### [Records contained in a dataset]
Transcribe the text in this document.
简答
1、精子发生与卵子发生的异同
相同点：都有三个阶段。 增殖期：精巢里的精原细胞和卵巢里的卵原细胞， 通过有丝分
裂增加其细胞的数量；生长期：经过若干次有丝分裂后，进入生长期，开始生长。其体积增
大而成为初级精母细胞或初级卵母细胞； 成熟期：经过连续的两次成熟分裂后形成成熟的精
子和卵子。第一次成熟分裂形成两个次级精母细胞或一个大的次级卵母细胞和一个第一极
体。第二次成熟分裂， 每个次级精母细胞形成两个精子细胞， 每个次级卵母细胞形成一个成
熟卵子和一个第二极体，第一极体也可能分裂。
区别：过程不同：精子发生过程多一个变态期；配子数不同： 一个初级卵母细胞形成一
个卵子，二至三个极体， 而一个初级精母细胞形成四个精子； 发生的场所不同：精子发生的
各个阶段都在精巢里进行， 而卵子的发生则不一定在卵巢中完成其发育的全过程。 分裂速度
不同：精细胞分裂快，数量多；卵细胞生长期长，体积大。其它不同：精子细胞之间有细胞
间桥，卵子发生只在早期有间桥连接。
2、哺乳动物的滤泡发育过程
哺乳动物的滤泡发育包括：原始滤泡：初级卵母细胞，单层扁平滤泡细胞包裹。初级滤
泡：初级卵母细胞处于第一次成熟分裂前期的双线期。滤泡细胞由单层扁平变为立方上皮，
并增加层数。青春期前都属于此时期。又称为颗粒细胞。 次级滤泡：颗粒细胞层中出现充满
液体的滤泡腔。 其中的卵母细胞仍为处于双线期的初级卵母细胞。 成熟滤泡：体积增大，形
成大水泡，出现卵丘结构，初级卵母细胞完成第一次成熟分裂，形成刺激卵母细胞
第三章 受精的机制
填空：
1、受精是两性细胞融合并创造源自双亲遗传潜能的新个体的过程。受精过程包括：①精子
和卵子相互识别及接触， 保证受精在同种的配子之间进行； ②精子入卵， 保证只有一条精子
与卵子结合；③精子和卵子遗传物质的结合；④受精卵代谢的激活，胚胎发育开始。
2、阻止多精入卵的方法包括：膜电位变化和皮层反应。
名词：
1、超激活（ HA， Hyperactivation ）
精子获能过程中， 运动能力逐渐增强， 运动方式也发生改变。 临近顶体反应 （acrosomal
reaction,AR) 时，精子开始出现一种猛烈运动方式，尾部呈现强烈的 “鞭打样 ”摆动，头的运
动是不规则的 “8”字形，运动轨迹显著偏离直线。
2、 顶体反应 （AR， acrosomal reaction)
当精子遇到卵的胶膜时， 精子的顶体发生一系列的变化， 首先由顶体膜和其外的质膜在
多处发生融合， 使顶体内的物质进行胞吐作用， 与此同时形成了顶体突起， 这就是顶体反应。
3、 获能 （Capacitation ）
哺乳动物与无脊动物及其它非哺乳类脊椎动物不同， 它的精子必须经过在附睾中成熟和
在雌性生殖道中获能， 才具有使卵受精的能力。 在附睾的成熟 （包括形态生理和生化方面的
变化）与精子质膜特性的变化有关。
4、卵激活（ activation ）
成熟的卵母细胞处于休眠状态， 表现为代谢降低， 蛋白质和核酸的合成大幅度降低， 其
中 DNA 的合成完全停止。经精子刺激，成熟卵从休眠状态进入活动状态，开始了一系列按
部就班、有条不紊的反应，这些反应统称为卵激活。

### [Aim of the exercise]
Copy each line containing the word "acrosomal" from the data.

### [Full answer]
精子获能过程中， 运动能力逐渐增强， 运动方式也发生改变。 临近顶体反应 （acrosomal
2、 顶体反应 （AR， acrosomal reaction)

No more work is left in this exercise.